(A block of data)
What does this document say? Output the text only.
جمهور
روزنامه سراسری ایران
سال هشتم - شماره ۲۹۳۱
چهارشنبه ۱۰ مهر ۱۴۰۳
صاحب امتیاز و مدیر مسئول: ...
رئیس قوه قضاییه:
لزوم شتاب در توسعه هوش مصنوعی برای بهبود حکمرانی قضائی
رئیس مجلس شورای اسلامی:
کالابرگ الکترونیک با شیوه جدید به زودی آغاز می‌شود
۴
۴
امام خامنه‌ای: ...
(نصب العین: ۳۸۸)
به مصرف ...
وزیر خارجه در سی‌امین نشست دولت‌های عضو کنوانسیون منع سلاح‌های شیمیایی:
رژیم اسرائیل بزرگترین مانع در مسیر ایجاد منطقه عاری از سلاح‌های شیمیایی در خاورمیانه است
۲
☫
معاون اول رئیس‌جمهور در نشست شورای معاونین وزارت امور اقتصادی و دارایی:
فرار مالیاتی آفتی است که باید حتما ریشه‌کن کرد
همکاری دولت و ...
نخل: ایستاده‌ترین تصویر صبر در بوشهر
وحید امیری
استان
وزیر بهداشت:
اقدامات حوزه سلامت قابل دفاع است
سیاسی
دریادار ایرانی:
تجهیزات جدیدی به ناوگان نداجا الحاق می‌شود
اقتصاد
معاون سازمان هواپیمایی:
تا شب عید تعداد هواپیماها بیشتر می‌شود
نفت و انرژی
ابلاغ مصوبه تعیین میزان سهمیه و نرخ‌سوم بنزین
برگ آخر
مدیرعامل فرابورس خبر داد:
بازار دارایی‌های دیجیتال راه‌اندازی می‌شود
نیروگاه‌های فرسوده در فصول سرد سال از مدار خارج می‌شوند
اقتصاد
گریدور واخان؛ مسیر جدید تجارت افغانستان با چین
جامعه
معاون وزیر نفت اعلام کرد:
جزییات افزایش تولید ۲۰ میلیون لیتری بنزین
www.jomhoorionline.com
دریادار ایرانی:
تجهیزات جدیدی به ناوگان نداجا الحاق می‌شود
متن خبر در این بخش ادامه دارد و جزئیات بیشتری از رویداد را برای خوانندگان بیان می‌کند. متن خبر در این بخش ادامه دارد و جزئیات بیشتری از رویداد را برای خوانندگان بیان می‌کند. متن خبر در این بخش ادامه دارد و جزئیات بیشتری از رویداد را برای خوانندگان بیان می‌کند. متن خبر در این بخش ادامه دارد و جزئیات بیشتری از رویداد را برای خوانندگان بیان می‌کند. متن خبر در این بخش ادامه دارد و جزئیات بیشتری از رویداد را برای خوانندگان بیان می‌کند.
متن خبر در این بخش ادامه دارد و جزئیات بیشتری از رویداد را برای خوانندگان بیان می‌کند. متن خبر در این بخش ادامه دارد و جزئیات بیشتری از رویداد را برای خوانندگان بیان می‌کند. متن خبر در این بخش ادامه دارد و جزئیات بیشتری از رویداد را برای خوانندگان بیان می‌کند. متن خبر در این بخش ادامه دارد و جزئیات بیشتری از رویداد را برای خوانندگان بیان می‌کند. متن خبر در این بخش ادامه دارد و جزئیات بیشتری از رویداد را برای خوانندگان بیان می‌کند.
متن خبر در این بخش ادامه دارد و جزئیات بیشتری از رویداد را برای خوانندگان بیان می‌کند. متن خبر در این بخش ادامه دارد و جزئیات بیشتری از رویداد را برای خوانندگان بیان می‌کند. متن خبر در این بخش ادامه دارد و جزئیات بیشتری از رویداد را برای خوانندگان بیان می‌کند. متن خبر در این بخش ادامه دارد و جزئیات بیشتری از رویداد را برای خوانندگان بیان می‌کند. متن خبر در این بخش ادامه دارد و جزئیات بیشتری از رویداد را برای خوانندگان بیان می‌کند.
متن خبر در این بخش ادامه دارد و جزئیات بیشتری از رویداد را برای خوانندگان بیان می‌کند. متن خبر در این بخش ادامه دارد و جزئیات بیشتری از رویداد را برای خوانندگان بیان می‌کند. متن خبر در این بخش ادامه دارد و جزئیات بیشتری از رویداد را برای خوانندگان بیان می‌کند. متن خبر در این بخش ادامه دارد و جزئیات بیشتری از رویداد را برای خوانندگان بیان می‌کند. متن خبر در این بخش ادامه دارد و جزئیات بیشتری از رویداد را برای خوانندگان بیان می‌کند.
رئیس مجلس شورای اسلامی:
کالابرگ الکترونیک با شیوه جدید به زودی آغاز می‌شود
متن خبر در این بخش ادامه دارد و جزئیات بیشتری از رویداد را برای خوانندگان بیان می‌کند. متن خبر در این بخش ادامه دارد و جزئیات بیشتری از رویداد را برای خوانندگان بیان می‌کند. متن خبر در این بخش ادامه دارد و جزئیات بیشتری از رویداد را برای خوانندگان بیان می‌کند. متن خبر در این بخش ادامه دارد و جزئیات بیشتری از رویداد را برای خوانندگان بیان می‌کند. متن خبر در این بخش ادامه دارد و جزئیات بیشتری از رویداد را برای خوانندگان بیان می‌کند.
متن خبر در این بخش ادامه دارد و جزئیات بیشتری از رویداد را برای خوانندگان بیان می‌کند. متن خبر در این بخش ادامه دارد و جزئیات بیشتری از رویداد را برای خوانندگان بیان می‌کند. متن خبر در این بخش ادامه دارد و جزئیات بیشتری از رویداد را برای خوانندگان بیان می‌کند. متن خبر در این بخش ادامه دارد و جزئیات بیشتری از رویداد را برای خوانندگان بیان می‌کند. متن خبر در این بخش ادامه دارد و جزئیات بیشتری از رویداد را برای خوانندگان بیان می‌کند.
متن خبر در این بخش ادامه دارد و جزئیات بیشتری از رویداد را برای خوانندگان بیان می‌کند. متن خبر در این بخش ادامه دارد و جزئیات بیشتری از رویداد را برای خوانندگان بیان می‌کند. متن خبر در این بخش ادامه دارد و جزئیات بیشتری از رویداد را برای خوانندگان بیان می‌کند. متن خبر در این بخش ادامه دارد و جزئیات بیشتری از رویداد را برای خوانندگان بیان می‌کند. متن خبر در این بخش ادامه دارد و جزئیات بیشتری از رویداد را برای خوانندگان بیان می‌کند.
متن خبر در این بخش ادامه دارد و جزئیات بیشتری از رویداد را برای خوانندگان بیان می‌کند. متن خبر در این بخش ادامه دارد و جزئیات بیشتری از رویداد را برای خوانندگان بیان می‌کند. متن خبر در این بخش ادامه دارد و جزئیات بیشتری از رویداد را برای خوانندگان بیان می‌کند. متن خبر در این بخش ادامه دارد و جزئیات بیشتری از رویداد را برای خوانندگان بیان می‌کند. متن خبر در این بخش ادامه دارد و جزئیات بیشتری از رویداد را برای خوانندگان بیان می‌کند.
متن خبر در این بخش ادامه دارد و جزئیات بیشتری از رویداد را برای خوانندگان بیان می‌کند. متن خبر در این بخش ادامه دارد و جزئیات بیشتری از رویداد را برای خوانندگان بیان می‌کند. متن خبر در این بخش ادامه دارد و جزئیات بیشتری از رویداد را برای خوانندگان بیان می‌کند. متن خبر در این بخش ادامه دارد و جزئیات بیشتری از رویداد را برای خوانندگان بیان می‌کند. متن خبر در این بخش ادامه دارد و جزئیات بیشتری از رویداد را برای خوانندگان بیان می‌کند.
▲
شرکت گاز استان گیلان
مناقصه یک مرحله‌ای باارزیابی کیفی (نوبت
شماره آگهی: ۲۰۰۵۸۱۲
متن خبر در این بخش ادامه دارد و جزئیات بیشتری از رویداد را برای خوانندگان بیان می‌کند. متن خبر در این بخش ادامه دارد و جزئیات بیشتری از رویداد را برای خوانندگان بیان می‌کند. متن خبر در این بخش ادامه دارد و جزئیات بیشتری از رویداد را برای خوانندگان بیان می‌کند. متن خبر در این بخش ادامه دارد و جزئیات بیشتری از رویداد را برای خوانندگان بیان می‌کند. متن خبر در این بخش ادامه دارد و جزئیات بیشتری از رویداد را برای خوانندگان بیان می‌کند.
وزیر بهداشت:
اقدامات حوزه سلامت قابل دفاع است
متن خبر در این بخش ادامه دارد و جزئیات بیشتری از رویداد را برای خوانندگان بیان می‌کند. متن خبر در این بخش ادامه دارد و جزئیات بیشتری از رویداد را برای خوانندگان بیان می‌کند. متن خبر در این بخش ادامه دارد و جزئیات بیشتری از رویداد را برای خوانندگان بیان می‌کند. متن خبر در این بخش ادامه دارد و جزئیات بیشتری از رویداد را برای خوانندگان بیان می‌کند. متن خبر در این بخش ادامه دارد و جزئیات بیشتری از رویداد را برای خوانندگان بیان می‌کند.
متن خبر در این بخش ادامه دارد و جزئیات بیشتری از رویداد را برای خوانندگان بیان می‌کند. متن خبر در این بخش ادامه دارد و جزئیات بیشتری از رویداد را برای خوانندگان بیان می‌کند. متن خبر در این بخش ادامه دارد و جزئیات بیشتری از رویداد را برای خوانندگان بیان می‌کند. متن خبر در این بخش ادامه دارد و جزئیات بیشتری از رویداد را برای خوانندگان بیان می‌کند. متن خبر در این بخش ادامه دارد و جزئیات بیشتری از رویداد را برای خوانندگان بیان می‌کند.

[OBJECTIVE]:
Check each line of the data above for the word "شیمیایی" and say how many lines have it. Give the number alone.

[OUTPUT FOR THIS TASK]:
2